## [PROBLEM DESCRIPTION]
Show every line below where "handicap" can be found.

⟨

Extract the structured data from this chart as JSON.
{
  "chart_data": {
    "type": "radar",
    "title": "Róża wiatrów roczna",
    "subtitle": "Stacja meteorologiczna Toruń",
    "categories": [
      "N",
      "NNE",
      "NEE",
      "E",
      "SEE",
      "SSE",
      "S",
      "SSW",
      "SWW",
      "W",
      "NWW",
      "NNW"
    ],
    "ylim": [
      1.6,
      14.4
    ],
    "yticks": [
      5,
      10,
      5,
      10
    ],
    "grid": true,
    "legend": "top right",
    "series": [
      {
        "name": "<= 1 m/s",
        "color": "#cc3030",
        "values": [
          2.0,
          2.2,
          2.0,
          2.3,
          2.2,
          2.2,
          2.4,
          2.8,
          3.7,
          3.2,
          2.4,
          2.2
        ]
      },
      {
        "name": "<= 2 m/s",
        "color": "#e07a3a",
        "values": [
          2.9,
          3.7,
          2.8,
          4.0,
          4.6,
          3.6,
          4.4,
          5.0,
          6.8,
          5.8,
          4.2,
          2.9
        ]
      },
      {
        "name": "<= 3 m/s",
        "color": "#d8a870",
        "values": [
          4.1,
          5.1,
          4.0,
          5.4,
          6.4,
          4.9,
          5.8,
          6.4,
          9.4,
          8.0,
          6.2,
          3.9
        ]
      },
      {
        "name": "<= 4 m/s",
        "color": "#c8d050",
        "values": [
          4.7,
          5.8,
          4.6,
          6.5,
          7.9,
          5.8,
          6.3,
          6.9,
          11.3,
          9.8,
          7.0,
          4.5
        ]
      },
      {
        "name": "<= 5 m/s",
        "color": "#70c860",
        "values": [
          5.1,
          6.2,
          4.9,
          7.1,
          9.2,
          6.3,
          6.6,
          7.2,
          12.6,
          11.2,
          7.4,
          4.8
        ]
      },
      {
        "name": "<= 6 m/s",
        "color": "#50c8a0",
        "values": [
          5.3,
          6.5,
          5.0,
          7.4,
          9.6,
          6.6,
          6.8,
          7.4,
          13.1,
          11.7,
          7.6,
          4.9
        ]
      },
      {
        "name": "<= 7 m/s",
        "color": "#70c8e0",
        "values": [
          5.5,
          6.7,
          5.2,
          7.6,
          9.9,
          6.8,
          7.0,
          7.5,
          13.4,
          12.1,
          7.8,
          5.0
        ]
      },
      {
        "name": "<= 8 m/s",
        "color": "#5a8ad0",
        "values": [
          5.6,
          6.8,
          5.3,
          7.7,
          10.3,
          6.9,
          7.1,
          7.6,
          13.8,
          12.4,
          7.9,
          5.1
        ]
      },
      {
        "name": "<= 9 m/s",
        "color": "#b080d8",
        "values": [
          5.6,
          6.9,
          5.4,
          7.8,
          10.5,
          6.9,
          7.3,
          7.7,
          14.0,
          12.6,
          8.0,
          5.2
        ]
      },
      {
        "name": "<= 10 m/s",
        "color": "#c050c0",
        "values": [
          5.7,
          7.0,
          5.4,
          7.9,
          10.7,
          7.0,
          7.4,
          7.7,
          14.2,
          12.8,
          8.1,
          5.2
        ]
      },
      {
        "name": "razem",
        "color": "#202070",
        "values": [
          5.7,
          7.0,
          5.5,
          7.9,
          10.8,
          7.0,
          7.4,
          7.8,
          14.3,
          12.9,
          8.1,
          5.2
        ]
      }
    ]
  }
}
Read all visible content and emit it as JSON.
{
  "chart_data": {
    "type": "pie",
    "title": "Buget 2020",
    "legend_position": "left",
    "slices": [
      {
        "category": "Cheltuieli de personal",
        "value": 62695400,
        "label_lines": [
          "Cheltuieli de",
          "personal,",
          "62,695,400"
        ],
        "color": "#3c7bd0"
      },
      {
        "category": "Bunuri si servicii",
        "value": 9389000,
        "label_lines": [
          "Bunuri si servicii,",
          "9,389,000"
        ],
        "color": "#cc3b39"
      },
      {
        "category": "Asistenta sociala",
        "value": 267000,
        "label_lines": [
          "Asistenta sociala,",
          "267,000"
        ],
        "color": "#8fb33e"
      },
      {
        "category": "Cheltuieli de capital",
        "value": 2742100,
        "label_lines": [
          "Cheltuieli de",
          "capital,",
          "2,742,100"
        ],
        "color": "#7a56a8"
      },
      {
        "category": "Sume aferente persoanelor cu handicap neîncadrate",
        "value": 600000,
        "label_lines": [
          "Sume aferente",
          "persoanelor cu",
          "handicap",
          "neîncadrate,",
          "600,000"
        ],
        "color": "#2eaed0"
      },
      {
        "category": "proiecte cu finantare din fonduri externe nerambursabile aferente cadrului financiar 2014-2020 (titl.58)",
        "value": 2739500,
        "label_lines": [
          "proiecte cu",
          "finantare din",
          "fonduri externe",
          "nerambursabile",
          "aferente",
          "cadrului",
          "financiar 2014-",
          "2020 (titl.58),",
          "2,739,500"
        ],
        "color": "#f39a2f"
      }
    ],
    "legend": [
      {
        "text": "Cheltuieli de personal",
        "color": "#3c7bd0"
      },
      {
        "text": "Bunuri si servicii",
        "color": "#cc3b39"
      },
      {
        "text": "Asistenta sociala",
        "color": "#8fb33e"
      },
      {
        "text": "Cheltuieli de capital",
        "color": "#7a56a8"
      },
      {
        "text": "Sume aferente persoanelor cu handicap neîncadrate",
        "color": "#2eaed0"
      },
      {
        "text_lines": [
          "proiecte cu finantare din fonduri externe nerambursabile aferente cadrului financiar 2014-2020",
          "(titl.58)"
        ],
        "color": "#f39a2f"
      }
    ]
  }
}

⟩

## [RESPONSE TO THIS EXERCISE]
        "category": "Sume aferente persoanelor cu handicap neîncadrate",
          "handicap",
        "text": "Sume aferente persoanelor cu handicap neîncadrate",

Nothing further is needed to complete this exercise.